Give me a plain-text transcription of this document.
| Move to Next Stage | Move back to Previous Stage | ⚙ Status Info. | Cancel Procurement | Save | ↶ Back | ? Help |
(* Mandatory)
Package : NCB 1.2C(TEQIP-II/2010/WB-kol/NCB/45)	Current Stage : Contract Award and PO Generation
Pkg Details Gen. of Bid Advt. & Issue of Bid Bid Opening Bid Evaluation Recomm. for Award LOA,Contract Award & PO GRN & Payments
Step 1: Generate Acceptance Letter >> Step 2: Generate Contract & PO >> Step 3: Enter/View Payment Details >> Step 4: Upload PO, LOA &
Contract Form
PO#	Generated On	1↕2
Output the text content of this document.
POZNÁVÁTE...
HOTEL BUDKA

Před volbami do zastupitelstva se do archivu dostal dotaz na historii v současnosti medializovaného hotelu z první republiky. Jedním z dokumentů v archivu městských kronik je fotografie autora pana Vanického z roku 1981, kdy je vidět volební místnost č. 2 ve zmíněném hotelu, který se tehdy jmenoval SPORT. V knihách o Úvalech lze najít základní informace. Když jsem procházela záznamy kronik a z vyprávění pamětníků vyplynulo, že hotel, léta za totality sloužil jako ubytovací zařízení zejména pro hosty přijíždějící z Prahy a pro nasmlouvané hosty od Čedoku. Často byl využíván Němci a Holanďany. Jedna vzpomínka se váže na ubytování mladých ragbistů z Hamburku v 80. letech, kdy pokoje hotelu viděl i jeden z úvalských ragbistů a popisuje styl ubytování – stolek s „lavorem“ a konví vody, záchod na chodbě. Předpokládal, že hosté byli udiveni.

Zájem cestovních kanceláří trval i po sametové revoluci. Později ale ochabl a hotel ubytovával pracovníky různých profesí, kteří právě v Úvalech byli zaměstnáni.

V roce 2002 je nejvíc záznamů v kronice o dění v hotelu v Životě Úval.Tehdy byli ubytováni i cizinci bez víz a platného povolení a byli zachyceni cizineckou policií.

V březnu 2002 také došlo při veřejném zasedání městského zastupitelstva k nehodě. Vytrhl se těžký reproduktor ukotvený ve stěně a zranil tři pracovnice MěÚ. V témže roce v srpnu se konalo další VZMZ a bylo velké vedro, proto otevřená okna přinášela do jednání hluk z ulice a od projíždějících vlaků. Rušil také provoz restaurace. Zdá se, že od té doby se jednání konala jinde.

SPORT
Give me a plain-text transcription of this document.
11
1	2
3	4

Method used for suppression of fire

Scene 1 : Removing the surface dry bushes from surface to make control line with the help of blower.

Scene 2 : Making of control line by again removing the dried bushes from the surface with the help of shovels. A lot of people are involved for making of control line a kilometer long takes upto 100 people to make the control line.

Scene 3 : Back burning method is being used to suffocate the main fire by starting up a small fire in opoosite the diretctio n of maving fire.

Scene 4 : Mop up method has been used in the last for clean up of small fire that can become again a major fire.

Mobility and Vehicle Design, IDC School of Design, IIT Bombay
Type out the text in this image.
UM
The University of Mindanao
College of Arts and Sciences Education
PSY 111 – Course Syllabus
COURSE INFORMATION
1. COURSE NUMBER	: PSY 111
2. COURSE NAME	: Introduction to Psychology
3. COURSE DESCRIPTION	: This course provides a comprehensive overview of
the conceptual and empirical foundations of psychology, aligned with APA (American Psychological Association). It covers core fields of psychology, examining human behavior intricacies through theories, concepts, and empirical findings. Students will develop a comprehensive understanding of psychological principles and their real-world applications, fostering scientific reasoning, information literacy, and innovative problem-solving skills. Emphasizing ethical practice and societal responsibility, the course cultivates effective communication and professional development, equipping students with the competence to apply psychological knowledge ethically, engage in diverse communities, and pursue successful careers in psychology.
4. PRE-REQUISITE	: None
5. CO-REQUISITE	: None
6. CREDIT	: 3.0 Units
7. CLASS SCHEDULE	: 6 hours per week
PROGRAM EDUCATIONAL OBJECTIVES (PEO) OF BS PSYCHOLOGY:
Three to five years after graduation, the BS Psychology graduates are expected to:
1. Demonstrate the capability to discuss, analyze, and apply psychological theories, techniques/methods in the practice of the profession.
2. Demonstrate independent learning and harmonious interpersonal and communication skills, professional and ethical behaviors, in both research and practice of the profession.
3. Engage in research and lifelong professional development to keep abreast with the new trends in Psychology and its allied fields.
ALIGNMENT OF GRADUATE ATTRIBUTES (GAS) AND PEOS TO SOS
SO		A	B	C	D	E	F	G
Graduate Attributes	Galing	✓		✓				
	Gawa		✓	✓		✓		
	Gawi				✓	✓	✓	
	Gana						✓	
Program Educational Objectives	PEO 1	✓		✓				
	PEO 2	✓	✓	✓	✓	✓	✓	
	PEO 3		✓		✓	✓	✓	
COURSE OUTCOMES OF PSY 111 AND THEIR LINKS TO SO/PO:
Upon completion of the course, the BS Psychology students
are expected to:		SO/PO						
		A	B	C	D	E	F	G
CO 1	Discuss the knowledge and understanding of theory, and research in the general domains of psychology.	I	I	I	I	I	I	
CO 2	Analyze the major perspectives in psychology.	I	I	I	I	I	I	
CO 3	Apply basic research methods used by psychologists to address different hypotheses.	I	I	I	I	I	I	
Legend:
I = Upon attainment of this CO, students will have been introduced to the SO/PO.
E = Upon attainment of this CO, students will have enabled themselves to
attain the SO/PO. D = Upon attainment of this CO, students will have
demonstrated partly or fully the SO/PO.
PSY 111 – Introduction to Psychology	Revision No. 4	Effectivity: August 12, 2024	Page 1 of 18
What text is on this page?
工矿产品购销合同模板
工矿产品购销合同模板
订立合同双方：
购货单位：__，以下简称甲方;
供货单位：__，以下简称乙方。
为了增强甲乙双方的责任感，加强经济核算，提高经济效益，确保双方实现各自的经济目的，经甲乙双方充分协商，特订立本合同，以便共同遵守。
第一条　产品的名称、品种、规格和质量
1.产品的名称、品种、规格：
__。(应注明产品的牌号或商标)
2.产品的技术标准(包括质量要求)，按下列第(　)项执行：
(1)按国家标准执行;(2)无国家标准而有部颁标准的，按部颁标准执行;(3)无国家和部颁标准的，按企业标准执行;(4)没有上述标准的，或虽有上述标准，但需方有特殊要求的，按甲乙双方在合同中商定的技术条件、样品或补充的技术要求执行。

WRITTEN PROBLEM: Of the lines above, copy each that contains "small".

SOLUTION BELOW:
Scene 3 : Back burning method is being used to suffocate the main fire by starting up a small fire in opoosite the diretctio n of maving fire.
Scene 4 : Mop up method has been used in the last for clean up of small fire that can become again a major fire.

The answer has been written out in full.